WHAT YOU WILL DO
Scan each line of the records for the word "endişe" and extract the ones that have it.

Stored records

********

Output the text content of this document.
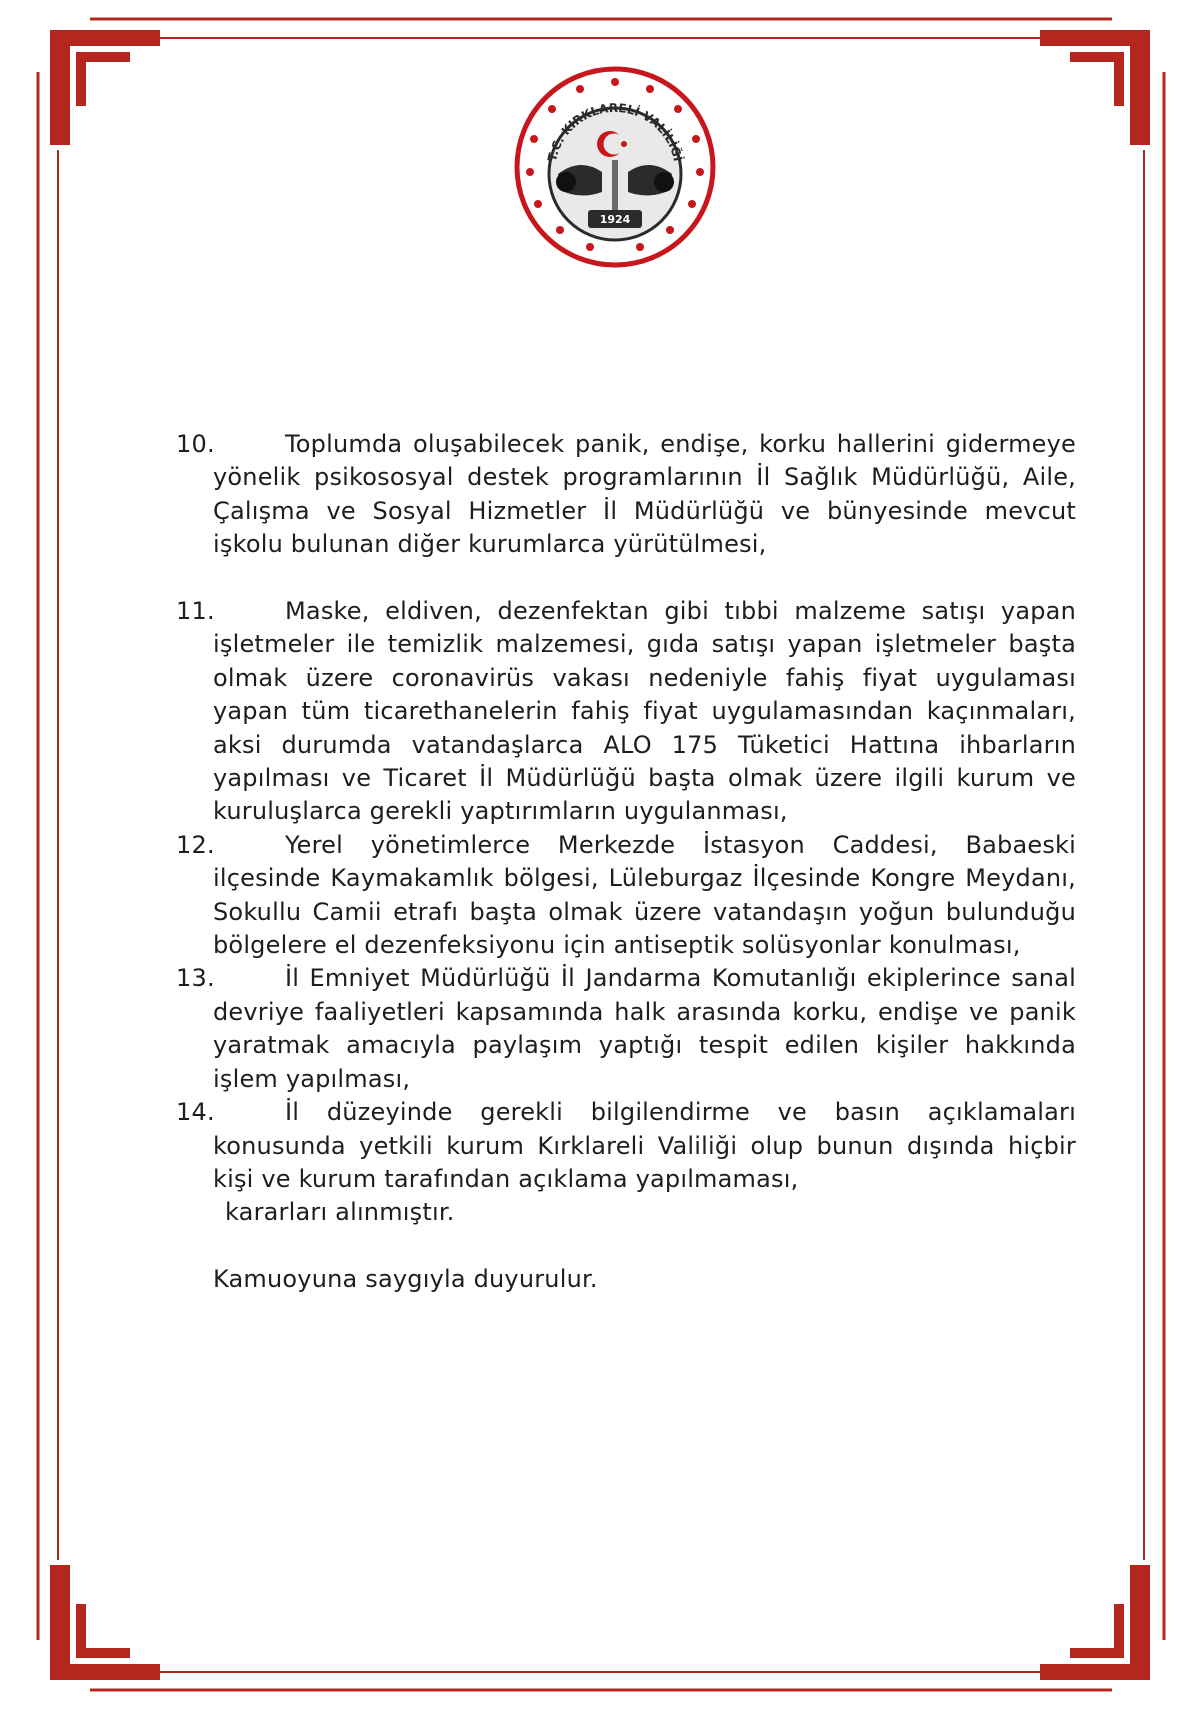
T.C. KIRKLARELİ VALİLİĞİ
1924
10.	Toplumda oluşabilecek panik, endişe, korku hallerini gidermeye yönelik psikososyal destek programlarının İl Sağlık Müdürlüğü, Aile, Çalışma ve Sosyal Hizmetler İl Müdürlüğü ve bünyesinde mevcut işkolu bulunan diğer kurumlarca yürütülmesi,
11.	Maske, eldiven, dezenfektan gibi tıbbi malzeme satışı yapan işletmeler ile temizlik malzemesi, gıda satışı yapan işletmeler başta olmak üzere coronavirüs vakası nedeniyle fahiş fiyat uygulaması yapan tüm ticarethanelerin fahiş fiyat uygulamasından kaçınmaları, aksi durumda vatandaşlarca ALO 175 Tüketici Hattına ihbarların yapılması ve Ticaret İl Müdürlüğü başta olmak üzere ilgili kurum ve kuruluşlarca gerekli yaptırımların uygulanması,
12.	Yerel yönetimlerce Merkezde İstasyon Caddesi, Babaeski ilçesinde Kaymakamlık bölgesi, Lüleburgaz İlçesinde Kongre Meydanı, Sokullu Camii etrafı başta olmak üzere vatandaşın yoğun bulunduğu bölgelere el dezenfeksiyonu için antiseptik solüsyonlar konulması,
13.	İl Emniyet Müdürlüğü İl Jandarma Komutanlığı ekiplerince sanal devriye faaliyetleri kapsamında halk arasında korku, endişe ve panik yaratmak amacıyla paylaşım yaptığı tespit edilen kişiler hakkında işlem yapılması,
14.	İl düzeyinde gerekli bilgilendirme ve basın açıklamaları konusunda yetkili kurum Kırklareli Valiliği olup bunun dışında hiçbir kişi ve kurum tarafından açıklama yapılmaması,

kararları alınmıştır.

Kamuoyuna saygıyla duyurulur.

********

ANSWER TO THE EXERCISE
10.	Toplumda oluşabilecek panik, endişe, korku hallerini gidermeye yönelik psikososyal destek programlarının İl Sağlık Müdürlüğü, Aile, Çalışma ve Sosyal Hizmetler İl Müdürlüğü ve bünyesinde mevcut işkolu bulunan diğer kurumlarca yürütülmesi,
13.	İl Emniyet Müdürlüğü İl Jandarma Komutanlığı ekiplerince sanal devriye faaliyetleri kapsamında halk arasında korku, endişe ve panik yaratmak amacıyla paylaşım yaptığı tespit edilen kişiler hakkında işlem yapılması,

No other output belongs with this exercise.